Work required –
In the text on neoliberalism and subjectivity, what did Sachs later realize was a fundamental feature of Bolivia's economic situation?

==== Document text ====

Saturday, October 19, 2013

Of neoliberalism and subjectivity

On the first page of their influential volume, Do Economists Make Markets, the sociologists Donald MacKenzie, Fabian Munesa and Lucia Siu describe the eminent economist Jeffrey Sachs, who served as an advisor to Bolivia in the 1980s, famously implementing "shock therapy," in which the Bolivian government spent much of its remaining reserves of foreign cash to remove pesos from circulation. He also eliminated government subsidies, removed import tariffs, and linked the Bolivian economy to the U.S. dollar, all in the name of enabling Bolivia to pay back its debt to the IMF. In short, Sachs implemented what has come to be called a neoliberal agenda. As MacKenzie et. al. observe, though, Sachs himself later questioned his application of purely academic theories to the specific case of Bolivia:
Later, Sachs was to muse on his meager understanding of the country to whose leaders he gave his crucial advice. It was only in a conversation a couple of years after his 1986 visit that he realized that Bolivia's physical geography was a fundamental feature of its economic situation, not merely an incidental fact. "Of course I knew that Bolivia was landlocked and mountainous.... Yet I had not reflected on how these conditions were key geographical factors, perhaps the overriding factors, in Bolivia's chronic poverty.... Almost all the international commentary and academic economic writing about Bolivia neglected this very basic point. It bothered me greatly that the most basic and central features of economic reality could be overlooked by academic economists spinning their theories from thousands of miles away" (Sachs 2005, p. 105) (1).
It strikes me that this conflict--between a universally-applicable solution for Bolivia, despite its mountains, and an "on the ground" solution in tune with Bolivia's specific situation--is also the conflict at work in Cosmopolis. In wanting to believe himself a universal subject, in desiring to transcend the earth, Eric Packer is acting just like Sachs. The very notion of a one-size-fits-all solution seems bound to Packer's singular identity. It is thus that the problem of subjectivity--the anti-Cartesian assertion about partial selves, and identifiable in Butler, Lacan, and Foucault--returns to haunt the Latourian/Callonian notion that all actors act in relation to a series of actants. Partial subjectivity, ill-fitting universal solutions--these are cut from the same philosophical cloth. It's quite possible, actually, that neoliberalism and old liberalism have something in common this way.

(Their point, of course, is about economics as a science intervening in the objects it observes: "economics is at work within economies in a way that is at odds with the widespread conception of science as an activity whose sole purpose is to observe and study, that is to 'know' the world" (2).

==== Records shown ====

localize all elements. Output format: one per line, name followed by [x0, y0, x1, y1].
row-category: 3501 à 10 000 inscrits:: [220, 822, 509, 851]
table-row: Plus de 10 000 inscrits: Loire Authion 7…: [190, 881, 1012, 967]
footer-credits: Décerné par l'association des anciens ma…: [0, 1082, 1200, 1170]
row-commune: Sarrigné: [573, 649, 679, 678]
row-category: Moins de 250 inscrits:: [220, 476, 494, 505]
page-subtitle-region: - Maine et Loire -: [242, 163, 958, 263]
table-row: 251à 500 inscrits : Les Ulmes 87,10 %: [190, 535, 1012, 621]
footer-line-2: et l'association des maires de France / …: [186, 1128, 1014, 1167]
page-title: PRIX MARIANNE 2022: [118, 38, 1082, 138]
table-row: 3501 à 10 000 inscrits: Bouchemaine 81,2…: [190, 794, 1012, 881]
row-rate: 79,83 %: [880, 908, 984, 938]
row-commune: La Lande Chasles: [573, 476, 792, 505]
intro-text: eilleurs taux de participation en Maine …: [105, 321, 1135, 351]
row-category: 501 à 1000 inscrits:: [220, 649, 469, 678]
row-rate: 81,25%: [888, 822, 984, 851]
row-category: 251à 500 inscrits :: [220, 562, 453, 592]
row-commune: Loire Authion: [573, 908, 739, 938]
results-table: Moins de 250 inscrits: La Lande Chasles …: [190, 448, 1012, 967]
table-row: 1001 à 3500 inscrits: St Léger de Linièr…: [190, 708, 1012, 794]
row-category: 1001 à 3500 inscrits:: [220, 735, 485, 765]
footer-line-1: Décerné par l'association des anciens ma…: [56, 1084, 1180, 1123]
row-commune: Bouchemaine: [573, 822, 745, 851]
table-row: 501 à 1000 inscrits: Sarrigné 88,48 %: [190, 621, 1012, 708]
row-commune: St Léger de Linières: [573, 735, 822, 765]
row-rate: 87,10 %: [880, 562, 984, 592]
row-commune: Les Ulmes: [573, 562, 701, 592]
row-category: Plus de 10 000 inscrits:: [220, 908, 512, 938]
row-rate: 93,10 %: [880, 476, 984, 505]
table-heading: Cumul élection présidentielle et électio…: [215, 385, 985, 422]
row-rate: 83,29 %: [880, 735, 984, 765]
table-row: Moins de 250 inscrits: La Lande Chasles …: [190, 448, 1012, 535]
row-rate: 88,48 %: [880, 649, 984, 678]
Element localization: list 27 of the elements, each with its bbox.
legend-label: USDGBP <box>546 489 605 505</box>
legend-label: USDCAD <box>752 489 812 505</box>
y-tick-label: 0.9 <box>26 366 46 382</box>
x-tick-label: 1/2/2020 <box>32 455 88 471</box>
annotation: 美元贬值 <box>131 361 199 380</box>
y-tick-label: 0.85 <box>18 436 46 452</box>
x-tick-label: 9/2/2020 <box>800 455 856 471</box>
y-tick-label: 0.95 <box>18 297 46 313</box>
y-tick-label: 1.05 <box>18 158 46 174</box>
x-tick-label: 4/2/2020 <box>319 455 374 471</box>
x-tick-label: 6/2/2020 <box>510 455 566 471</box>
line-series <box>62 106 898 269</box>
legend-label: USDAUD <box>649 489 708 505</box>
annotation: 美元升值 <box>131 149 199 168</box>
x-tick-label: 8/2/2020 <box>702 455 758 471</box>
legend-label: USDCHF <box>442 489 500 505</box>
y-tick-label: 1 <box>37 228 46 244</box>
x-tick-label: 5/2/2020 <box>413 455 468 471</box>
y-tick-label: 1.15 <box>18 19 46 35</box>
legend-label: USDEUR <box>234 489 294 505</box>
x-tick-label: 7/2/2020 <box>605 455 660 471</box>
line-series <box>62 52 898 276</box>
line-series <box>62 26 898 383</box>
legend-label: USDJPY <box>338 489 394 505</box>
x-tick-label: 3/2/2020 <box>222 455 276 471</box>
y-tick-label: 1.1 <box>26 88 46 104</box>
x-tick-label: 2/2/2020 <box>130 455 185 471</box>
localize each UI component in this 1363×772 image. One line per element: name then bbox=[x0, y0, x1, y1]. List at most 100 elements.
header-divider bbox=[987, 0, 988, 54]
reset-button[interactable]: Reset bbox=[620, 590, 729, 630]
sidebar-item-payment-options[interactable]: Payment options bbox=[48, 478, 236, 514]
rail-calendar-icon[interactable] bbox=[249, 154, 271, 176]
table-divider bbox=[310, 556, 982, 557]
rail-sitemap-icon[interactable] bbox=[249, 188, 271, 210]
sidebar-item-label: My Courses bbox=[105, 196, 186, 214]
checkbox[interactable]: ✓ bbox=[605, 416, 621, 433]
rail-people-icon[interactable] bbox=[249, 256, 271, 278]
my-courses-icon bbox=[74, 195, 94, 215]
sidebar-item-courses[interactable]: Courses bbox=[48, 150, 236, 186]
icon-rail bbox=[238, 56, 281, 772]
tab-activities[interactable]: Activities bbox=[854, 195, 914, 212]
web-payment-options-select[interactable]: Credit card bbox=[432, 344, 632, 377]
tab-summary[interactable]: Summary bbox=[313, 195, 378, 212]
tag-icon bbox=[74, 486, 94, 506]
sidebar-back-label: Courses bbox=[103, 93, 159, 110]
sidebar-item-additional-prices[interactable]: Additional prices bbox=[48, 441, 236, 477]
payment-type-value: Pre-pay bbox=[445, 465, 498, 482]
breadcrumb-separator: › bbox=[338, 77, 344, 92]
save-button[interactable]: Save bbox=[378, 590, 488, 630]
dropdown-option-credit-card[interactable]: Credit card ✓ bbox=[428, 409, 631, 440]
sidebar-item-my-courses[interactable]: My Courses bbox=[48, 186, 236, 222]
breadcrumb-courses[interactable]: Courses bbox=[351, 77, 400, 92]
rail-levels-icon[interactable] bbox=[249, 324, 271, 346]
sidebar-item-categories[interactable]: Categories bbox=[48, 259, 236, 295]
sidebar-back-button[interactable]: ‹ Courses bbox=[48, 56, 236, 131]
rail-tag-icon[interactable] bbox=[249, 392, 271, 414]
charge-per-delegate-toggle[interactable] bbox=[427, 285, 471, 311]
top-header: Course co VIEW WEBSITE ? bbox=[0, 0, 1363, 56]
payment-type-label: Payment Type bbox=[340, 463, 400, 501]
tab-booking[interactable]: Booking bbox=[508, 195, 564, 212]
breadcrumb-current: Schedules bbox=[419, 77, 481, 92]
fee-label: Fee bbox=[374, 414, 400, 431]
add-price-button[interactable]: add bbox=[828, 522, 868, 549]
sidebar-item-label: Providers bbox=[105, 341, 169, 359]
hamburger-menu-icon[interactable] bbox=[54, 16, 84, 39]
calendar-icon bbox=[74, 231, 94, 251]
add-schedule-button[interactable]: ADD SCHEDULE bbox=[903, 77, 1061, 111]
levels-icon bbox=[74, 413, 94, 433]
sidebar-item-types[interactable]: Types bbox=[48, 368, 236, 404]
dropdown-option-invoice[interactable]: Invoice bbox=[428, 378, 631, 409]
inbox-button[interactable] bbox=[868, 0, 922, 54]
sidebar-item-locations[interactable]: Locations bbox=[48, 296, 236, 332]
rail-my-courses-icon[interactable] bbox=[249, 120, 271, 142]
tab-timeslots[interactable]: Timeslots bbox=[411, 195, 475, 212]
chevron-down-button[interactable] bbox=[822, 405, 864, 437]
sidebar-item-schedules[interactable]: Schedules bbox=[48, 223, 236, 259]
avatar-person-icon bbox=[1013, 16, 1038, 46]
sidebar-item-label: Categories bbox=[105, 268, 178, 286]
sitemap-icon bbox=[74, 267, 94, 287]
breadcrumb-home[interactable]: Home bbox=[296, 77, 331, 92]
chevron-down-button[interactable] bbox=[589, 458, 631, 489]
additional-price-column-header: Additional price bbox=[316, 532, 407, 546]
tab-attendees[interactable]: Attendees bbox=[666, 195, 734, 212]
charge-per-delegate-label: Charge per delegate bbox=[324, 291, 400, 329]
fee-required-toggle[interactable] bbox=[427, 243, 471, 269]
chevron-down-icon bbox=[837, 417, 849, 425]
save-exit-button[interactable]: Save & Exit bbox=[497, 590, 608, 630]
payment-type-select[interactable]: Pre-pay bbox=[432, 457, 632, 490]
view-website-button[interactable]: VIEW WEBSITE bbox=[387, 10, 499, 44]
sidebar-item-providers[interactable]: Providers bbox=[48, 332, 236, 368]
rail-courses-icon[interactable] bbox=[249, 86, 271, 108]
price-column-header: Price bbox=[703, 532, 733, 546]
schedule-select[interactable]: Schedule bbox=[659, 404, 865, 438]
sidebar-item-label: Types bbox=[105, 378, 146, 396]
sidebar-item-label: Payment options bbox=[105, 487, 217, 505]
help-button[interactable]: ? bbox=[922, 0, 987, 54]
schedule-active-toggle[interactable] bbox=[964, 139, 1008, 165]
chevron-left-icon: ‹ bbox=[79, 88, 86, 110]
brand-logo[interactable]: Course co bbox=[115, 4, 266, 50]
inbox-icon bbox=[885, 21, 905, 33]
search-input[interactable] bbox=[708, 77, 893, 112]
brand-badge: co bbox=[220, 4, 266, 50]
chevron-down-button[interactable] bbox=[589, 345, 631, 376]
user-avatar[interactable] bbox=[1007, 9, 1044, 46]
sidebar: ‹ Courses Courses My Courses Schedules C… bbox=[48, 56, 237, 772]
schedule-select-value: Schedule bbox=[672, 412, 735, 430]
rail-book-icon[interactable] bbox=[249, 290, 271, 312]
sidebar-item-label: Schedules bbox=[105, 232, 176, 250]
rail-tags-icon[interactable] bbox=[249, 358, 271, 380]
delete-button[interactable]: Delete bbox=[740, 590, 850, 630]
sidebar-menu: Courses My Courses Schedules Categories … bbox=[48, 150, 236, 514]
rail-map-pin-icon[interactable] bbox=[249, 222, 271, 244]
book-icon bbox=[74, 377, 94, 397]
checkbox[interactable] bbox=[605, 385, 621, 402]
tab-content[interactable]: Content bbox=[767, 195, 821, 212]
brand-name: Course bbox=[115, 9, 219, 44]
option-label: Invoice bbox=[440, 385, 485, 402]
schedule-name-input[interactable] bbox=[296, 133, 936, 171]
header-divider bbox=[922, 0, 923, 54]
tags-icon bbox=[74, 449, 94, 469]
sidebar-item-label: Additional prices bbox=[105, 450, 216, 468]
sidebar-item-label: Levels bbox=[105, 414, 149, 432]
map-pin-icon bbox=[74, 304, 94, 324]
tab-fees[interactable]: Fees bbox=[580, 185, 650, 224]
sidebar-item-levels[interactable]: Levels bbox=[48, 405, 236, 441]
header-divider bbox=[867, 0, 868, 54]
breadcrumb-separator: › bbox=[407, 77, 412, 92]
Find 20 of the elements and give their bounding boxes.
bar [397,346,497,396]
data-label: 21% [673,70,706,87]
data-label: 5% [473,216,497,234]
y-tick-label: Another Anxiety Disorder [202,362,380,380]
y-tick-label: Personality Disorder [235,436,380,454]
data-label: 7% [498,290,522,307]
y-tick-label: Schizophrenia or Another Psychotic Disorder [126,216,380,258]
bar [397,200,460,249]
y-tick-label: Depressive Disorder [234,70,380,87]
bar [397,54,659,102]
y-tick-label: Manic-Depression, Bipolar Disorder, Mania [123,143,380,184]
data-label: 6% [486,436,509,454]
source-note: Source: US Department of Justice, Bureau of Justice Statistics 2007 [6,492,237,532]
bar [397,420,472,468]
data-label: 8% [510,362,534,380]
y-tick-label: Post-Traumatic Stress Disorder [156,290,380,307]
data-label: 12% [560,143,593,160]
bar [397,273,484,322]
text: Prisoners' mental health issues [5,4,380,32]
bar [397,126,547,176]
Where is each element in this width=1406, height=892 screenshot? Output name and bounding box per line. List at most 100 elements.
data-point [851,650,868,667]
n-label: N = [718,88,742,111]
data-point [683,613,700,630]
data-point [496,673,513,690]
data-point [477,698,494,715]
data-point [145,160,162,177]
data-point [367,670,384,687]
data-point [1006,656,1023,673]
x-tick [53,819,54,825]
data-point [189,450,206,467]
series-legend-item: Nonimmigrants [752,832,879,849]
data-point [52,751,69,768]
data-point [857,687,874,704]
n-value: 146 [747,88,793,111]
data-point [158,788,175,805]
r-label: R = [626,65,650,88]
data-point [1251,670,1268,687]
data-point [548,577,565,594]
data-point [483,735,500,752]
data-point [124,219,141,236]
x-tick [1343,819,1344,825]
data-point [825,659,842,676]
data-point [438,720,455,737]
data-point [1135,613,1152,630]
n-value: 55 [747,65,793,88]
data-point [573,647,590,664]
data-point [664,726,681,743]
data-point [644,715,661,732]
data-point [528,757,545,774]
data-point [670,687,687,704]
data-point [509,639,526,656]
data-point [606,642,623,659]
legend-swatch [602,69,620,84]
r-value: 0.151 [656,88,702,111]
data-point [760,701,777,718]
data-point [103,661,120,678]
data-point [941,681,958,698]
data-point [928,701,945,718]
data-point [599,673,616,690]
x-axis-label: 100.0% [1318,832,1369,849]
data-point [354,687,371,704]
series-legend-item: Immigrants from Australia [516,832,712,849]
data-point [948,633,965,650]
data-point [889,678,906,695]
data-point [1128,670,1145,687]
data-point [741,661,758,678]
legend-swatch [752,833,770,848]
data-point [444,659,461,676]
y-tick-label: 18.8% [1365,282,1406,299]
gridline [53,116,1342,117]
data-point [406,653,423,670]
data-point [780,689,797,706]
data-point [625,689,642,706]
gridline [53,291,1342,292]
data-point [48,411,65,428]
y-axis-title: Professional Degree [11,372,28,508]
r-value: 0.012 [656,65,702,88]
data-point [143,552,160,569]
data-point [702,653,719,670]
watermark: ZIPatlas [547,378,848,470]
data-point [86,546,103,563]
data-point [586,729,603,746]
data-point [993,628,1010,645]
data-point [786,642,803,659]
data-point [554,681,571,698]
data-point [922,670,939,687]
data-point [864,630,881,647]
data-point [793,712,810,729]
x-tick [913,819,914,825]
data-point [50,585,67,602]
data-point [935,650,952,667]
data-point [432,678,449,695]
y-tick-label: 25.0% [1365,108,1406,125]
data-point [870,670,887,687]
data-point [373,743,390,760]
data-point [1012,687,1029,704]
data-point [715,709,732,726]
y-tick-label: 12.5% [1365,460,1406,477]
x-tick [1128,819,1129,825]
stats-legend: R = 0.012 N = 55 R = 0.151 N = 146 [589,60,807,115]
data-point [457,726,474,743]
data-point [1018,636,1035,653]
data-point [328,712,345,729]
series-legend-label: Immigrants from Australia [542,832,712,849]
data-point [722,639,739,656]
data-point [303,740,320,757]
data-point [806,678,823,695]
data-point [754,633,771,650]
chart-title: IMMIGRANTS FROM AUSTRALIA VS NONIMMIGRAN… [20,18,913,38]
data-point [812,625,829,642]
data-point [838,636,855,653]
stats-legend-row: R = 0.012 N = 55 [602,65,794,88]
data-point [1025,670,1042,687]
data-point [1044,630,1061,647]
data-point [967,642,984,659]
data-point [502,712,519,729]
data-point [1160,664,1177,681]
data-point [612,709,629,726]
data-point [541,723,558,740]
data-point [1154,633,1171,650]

====

Answer to the problem –
Bolivia's physical geography.